— start Exercise material —
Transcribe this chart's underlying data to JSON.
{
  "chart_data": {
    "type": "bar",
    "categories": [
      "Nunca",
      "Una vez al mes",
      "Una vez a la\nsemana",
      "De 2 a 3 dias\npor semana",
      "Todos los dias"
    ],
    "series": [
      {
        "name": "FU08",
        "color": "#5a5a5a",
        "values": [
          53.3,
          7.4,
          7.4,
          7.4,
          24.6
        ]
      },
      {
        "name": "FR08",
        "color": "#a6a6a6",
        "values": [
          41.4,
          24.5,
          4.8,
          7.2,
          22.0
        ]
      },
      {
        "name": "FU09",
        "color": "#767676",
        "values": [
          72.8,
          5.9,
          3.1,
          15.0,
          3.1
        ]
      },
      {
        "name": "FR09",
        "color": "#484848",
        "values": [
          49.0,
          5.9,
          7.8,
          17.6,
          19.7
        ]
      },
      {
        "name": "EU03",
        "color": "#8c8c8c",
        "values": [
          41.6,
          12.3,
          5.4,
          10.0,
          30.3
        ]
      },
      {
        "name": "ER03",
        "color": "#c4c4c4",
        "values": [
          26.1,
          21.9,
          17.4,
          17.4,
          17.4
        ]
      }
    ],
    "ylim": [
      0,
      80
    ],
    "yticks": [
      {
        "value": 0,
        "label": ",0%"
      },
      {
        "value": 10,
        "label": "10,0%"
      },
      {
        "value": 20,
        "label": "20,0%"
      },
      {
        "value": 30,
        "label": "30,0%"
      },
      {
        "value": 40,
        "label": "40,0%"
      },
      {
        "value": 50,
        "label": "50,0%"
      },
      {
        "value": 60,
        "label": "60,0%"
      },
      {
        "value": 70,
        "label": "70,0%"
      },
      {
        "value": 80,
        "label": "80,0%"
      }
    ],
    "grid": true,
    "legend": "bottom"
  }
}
— end Exercise material —
● Prompt
All of the data needs to be printed once more, exactly.

● Solution to this task
Transcribe this chart's underlying data to JSON.
{
  "chart_data": {
    "type": "bar",
    "categories": [
      "Nunca",
      "Una vez al mes",
      "Una vez a la\nsemana",
      "De 2 a 3 dias\npor semana",
      "Todos los dias"
    ],
    "series": [
      {
        "name": "FU08",
        "color": "#5a5a5a",
        "values": [
          53.3,
          7.4,
          7.4,
          7.4,
          24.6
        ]
      },
      {
        "name": "FR08",
        "color": "#a6a6a6",
        "values": [
          41.4,
          24.5,
          4.8,
          7.2,
          22.0
        ]
      },
      {
        "name": "FU09",
        "color": "#767676",
        "values": [
          72.8,
          5.9,
          3.1,
          15.0,
          3.1
        ]
      },
      {
        "name": "FR09",
        "color": "#484848",
        "values": [
          49.0,
          5.9,
          7.8,
          17.6,
          19.7
        ]
      },
      {
        "name": "EU03",
        "color": "#8c8c8c",
        "values": [
          41.6,
          12.3,
          5.4,
          10.0,
          30.3
        ]
      },
      {
        "name": "ER03",
        "color": "#c4c4c4",
        "values": [
          26.1,
          21.9,
          17.4,
          17.4,
          17.4
        ]
      }
    ],
    "ylim": [
      0,
      80
    ],
    "yticks": [
      {
        "value": 0,
        "label": ",0%"
      },
      {
        "value": 10,
        "label": "10,0%"
      },
      {
        "value": 20,
        "label": "20,0%"
      },
      {
        "value": 30,
        "label": "30,0%"
      },
      {
        "value": 40,
        "label": "40,0%"
      },
      {
        "value": 50,
        "label": "50,0%"
      },
      {
        "value": 60,
        "label": "60,0%"
      },
      {
        "value": 70,
        "label": "70,0%"
      },
      {
        "value": 80,
        "label": "80,0%"
      }
    ],
    "grid": true,
    "legend": "bottom"
  }
}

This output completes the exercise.